Saved entries
——————————
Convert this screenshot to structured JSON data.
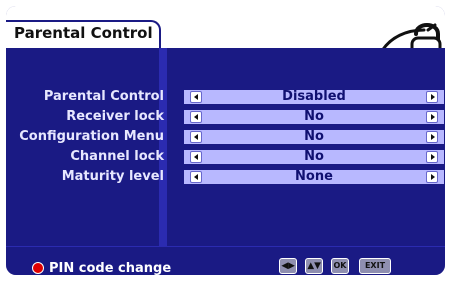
{
  "window": {
    "title": "Parental Control"
  },
  "settings": [
    {
      "label": "Parental Control",
      "value": "Disabled"
    },
    {
      "label": "Receiver lock",
      "value": "No"
    },
    {
      "label": "Configuration Menu",
      "value": "No"
    },
    {
      "label": "Channel lock",
      "value": "No"
    },
    {
      "label": "Maturity level",
      "value": "None"
    }
  ],
  "footer": {
    "pin_label": "PIN code change",
    "ok_key_label": "OK",
    "exit_key_label": "EXIT"
  },
  "colors": {
    "background": "#1a1a84",
    "field": "#b8b8ff",
    "accent_red": "#e00000"
  },
  "icons": {
    "lock": "padlock-icon",
    "left_arrow": "left-arrow-icon",
    "right_arrow": "right-arrow-icon",
    "left_right_key": "left-right-key-icon",
    "up_down_key": "up-down-key-icon"
  }
}
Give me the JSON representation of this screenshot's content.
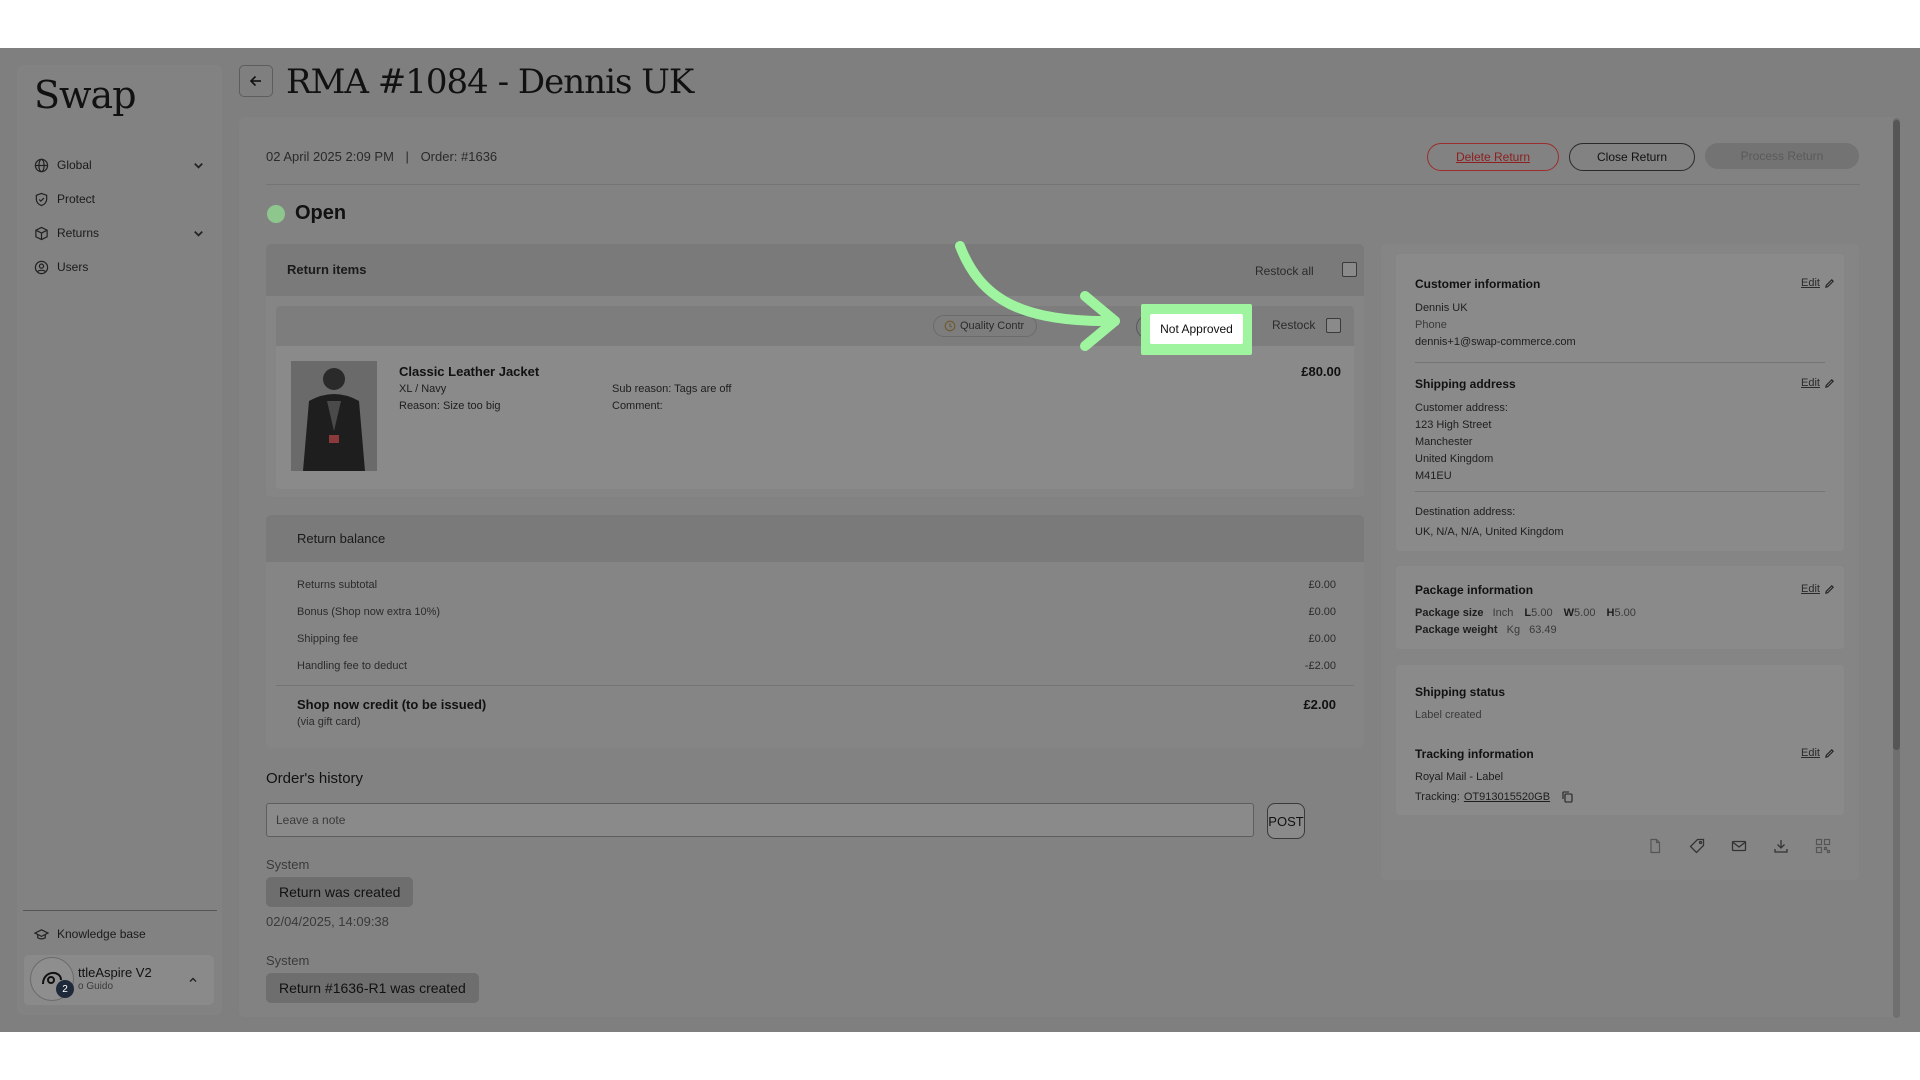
{
  "sidebar": {
    "logo": "Swap",
    "items": [
      {
        "label": "Global",
        "icon": "globe-icon",
        "has_chevron": true
      },
      {
        "label": "Protect",
        "icon": "shield-icon",
        "has_chevron": false
      },
      {
        "label": "Returns",
        "icon": "box-icon",
        "has_chevron": true
      },
      {
        "label": "Users",
        "icon": "user-circle-icon",
        "has_chevron": false
      }
    ],
    "knowledge_base": "Knowledge base",
    "user": {
      "name": "ttleAspire V2",
      "sub": "o Guido",
      "badge": "2"
    }
  },
  "header": {
    "title": "RMA #1084 - Dennis UK"
  },
  "meta": {
    "date": "02 April 2025 2:09 PM",
    "separator": "|",
    "order": "Order: #1636"
  },
  "actions": {
    "delete": "Delete Return",
    "close": "Close Return",
    "process": "Process Return"
  },
  "status": {
    "label": "Open",
    "color": "#8ec78e"
  },
  "return_items": {
    "title": "Return items",
    "restock_all": "Restock all",
    "quality_control": "Quality Contr",
    "not_approved": "Not Approved",
    "restock": "Restock",
    "item": {
      "name": "Classic Leather Jacket",
      "variant": "XL / Navy",
      "reason": "Reason: Size too big",
      "sub_reason": "Sub reason: Tags are off",
      "comment": "Comment:",
      "price": "£80.00"
    }
  },
  "return_balance": {
    "title": "Return balance",
    "rows": [
      {
        "label": "Returns subtotal",
        "value": "£0.00"
      },
      {
        "label": "Bonus (Shop now extra 10%)",
        "value": "£0.00"
      },
      {
        "label": "Shipping fee",
        "value": "£0.00"
      },
      {
        "label": "Handling fee to deduct",
        "value": "-£2.00"
      }
    ],
    "total_label": "Shop now credit (to be issued)",
    "total_sub": "(via gift card)",
    "total_value": "£2.00"
  },
  "history": {
    "title": "Order's history",
    "note_placeholder": "Leave a note",
    "post": "POST",
    "entries": [
      {
        "author": "System",
        "text": "Return was created",
        "time": "02/04/2025, 14:09:38"
      },
      {
        "author": "System",
        "text": "Return #1636-R1 was created"
      }
    ]
  },
  "customer": {
    "title": "Customer information",
    "edit": "Edit",
    "name": "Dennis UK",
    "phone": "Phone",
    "email": "dennis+1@swap-commerce.com"
  },
  "shipping_address": {
    "title": "Shipping address",
    "edit": "Edit",
    "customer_label": "Customer address:",
    "lines": [
      "123 High Street",
      "Manchester",
      "United Kingdom",
      "M41EU"
    ],
    "destination_label": "Destination address:",
    "destination": "UK, N/A, N/A, United Kingdom"
  },
  "package": {
    "title": "Package information",
    "edit": "Edit",
    "size_label": "Package size",
    "size_unit": "Inch",
    "l_label": "L",
    "l": "5.00",
    "w_label": "W",
    "w": "5.00",
    "h_label": "H",
    "h": "5.00",
    "weight_label": "Package weight",
    "weight_unit": "Kg",
    "weight": "63.49"
  },
  "shipping_status": {
    "title": "Shipping status",
    "value": "Label created"
  },
  "tracking": {
    "title": "Tracking information",
    "edit": "Edit",
    "carrier": "Royal Mail - Label",
    "label": "Tracking:",
    "number": "OT913015520GB"
  },
  "highlight": {
    "color": "#9ff59f"
  }
}
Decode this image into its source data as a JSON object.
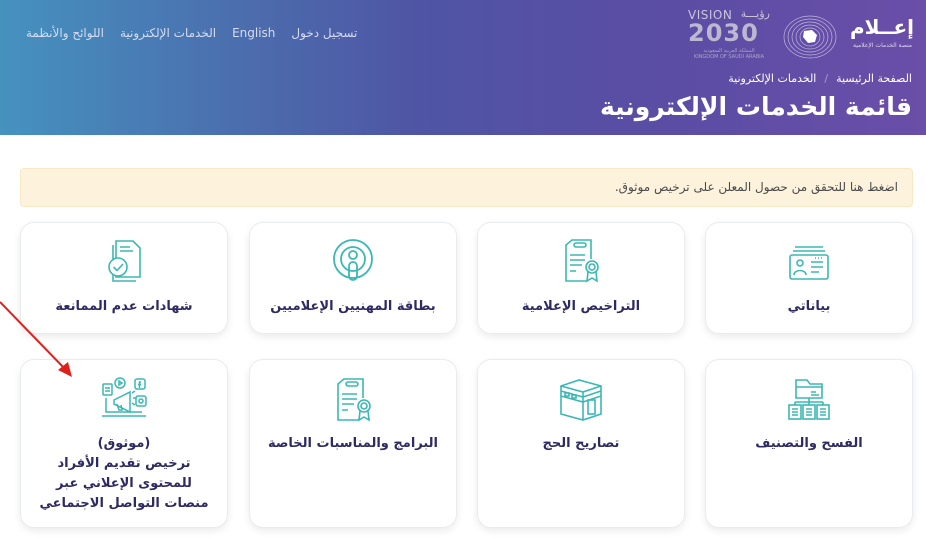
——————————
Reproduce the whole listing above word for word, but not its pictures.

#### Exercise result:
Convert this screenshot to structured JSON data.
{
  "window": {
    "title": "Parental Control"
  },
  "settings": [
    {
      "label": "Parental Control",
      "value": "Disabled"
    },
    {
      "label": "Receiver lock",
      "value": "No"
    },
    {
      "label": "Configuration Menu",
      "value": "No"
    },
    {
      "label": "Channel lock",
      "value": "No"
    },
    {
      "label": "Maturity level",
      "value": "None"
    }
  ],
  "footer": {
    "pin_label": "PIN code change",
    "ok_key_label": "OK",
    "exit_key_label": "EXIT"
  },
  "colors": {
    "background": "#1a1a84",
    "field": "#b8b8ff",
    "accent_red": "#e00000"
  },
  "icons": {
    "lock": "padlock-icon",
    "left_arrow": "left-arrow-icon",
    "right_arrow": "right-arrow-icon",
    "left_right_key": "left-right-key-icon",
    "up_down_key": "up-down-key-icon"
  }
}
Give me the JSON representation of this screenshot's content.
{
  "sidebar": {
    "logo": "Swap",
    "items": [
      {
        "label": "Global",
        "icon": "globe-icon",
        "has_chevron": true
      },
      {
        "label": "Protect",
        "icon": "shield-icon",
        "has_chevron": false
      },
      {
        "label": "Returns",
        "icon": "box-icon",
        "has_chevron": true
      },
      {
        "label": "Users",
        "icon": "user-circle-icon",
        "has_chevron": false
      }
    ],
    "knowledge_base": "Knowledge base",
    "user": {
      "name": "ttleAspire V2",
      "sub": "o Guido",
      "badge": "2"
    }
  },
  "header": {
    "title": "RMA #1084 - Dennis UK"
  },
  "meta": {
    "date": "02 April 2025 2:09 PM",
    "separator": "|",
    "order": "Order: #1636"
  },
  "actions": {
    "delete": "Delete Return",
    "close": "Close Return",
    "process": "Process Return"
  },
  "status": {
    "label": "Open",
    "color": "#8ec78e"
  },
  "return_items": {
    "title": "Return items",
    "restock_all": "Restock all",
    "quality_control": "Quality Contr",
    "not_approved": "Not Approved",
    "restock": "Restock",
    "item": {
      "name": "Classic Leather Jacket",
      "variant": "XL / Navy",
      "reason": "Reason: Size too big",
      "sub_reason": "Sub reason: Tags are off",
      "comment": "Comment:",
      "price": "£80.00"
    }
  },
  "return_balance": {
    "title": "Return balance",
    "rows": [
      {
        "label": "Returns subtotal",
        "value": "£0.00"
      },
      {
        "label": "Bonus (Shop now extra 10%)",
        "value": "£0.00"
      },
      {
        "label": "Shipping fee",
        "value": "£0.00"
      },
      {
        "label": "Handling fee to deduct",
        "value": "-£2.00"
      }
    ],
    "total_label": "Shop now credit (to be issued)",
    "total_sub": "(via gift card)",
    "total_value": "£2.00"
  },
  "history": {
    "title": "Order's history",
    "note_placeholder": "Leave a note",
    "post": "POST",
    "entries": [
      {
        "author": "System",
        "text": "Return was created",
        "time": "02/04/2025, 14:09:38"
      },
      {
        "author": "System",
        "text": "Return #1636-R1 was created"
      }
    ]
  },
  "customer": {
    "title": "Customer information",
    "edit": "Edit",
    "name": "Dennis UK",
    "phone": "Phone",
    "email": "dennis+1@swap-commerce.com"
  },
  "shipping_address": {
    "title": "Shipping address",
    "edit": "Edit",
    "customer_label": "Customer address:",
    "lines": [
      "123 High Street",
      "Manchester",
      "United Kingdom",
      "M41EU"
    ],
    "destination_label": "Destination address:",
    "destination": "UK, N/A, N/A, United Kingdom"
  },
  "package": {
    "title": "Package information",
    "edit": "Edit",
    "size_label": "Package size",
    "size_unit": "Inch",
    "l_label": "L",
    "l": "5.00",
    "w_label": "W",
    "w": "5.00",
    "h_label": "H",
    "h": "5.00",
    "weight_label": "Package weight",
    "weight_unit": "Kg",
    "weight": "63.49"
  },
  "shipping_status": {
    "title": "Shipping status",
    "value": "Label created"
  },
  "tracking": {
    "title": "Tracking information",
    "edit": "Edit",
    "carrier": "Royal Mail - Label",
    "label": "Tracking:",
    "number": "OT913015520GB"
  },
  "highlight": {
    "color": "#9ff59f"
  }
}
Decode this image into its source data as a JSON object.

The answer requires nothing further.